━━━━━ DATASET ENTRIES ━━━━━

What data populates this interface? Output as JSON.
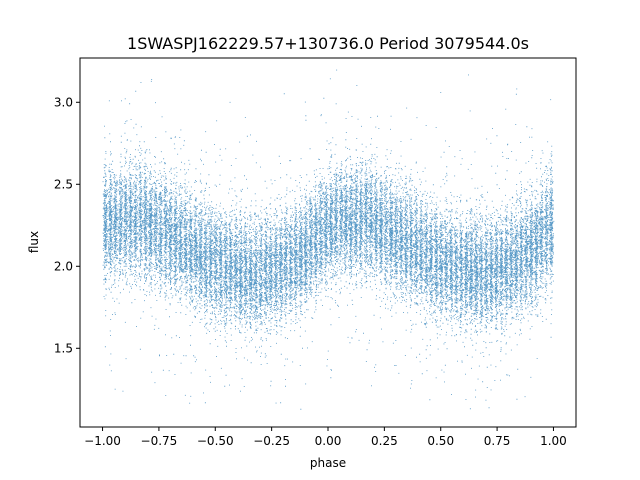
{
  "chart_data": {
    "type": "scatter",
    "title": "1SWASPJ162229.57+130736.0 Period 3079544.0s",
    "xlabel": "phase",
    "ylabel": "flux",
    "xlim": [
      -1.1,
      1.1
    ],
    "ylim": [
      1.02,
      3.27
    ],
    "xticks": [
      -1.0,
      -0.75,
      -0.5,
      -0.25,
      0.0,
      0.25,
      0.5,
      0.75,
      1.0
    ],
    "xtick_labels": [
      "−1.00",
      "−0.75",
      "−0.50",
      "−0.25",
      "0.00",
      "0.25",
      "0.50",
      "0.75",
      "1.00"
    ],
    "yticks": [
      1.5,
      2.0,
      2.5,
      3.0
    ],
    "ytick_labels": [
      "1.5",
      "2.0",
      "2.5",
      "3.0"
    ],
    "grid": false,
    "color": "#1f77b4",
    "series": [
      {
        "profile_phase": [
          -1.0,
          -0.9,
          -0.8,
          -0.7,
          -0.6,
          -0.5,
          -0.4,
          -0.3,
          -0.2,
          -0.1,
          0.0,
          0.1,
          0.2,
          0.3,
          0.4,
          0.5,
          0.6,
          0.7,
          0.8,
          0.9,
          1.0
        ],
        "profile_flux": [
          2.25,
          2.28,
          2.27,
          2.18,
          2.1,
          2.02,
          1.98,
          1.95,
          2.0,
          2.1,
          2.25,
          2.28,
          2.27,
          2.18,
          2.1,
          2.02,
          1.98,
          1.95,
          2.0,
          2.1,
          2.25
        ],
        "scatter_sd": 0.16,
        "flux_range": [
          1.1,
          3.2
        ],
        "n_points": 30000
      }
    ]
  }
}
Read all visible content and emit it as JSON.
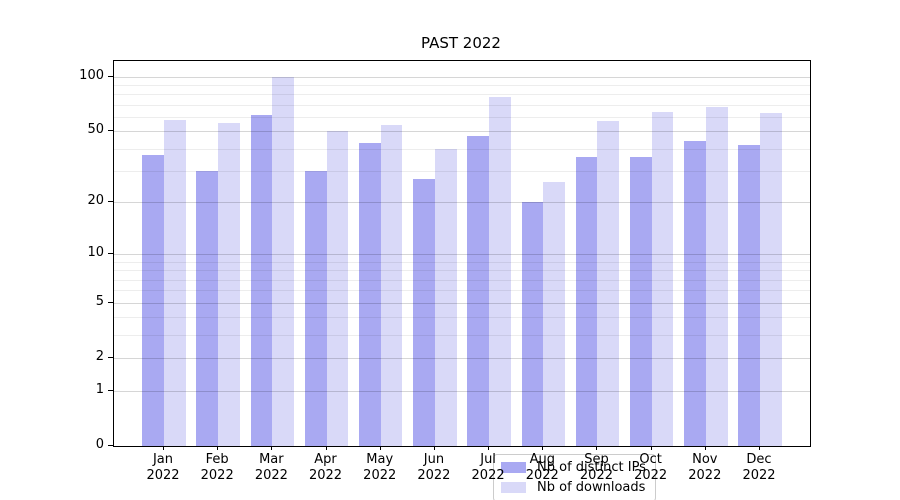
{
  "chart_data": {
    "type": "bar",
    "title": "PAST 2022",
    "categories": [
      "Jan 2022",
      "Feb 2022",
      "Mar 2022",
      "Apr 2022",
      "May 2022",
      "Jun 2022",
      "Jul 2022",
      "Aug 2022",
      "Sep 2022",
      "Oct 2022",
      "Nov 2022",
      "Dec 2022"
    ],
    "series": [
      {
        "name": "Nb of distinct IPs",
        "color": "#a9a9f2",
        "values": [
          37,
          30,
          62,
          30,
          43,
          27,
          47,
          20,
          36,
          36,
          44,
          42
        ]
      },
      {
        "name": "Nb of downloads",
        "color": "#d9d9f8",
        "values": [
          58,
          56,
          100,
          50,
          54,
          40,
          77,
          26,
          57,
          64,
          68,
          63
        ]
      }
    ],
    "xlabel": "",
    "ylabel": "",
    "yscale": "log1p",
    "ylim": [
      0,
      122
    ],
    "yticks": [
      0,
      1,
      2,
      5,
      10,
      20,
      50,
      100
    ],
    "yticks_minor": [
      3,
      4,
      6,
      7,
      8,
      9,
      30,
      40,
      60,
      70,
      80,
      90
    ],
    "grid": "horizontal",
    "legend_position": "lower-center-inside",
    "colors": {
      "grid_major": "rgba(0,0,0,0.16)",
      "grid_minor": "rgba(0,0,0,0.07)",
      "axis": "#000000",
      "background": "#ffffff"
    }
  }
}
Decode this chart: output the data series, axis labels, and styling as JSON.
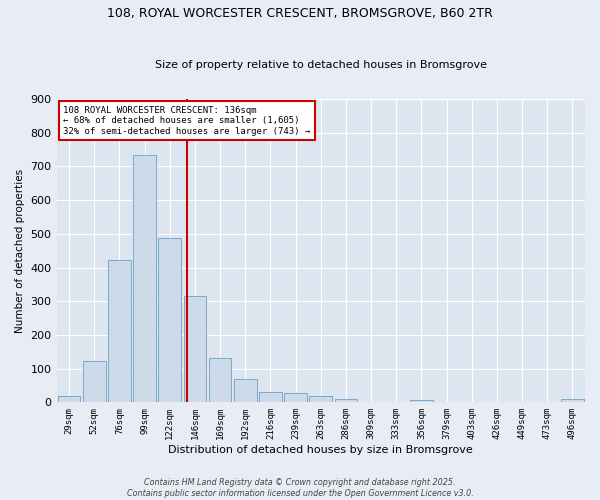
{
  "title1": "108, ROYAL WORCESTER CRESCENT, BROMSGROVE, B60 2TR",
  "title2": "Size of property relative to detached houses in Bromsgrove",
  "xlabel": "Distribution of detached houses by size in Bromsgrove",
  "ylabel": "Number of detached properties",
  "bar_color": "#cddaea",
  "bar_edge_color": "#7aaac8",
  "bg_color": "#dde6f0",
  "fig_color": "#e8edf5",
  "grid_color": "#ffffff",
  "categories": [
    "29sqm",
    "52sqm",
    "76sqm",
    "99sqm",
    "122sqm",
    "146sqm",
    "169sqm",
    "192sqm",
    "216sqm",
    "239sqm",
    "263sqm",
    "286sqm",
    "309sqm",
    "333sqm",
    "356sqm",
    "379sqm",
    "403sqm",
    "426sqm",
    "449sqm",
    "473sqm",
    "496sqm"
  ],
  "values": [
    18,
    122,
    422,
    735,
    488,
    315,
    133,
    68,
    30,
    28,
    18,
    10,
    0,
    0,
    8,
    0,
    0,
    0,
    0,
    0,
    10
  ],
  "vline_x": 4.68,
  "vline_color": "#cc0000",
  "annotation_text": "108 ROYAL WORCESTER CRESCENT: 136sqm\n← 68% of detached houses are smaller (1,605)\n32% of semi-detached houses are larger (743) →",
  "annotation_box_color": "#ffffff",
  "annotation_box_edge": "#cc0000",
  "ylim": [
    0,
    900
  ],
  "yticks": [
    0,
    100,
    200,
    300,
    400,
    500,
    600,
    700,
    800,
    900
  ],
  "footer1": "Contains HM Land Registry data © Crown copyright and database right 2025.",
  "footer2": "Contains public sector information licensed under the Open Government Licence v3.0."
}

━━━━━

Return all lines of the material above in which the word "detached" occurs.

§ SOLUTION TO THE PROBLEM
  "title2": "Size of property relative to detached houses in Bromsgrove",
  "xlabel": "Distribution of detached houses by size in Bromsgrove",
  "ylabel": "Number of detached properties",
  "annotation_text": "108 ROYAL WORCESTER CRESCENT: 136sqm\n← 68% of detached houses are smaller (1,605)\n32% of semi-detached houses are larger (743) →",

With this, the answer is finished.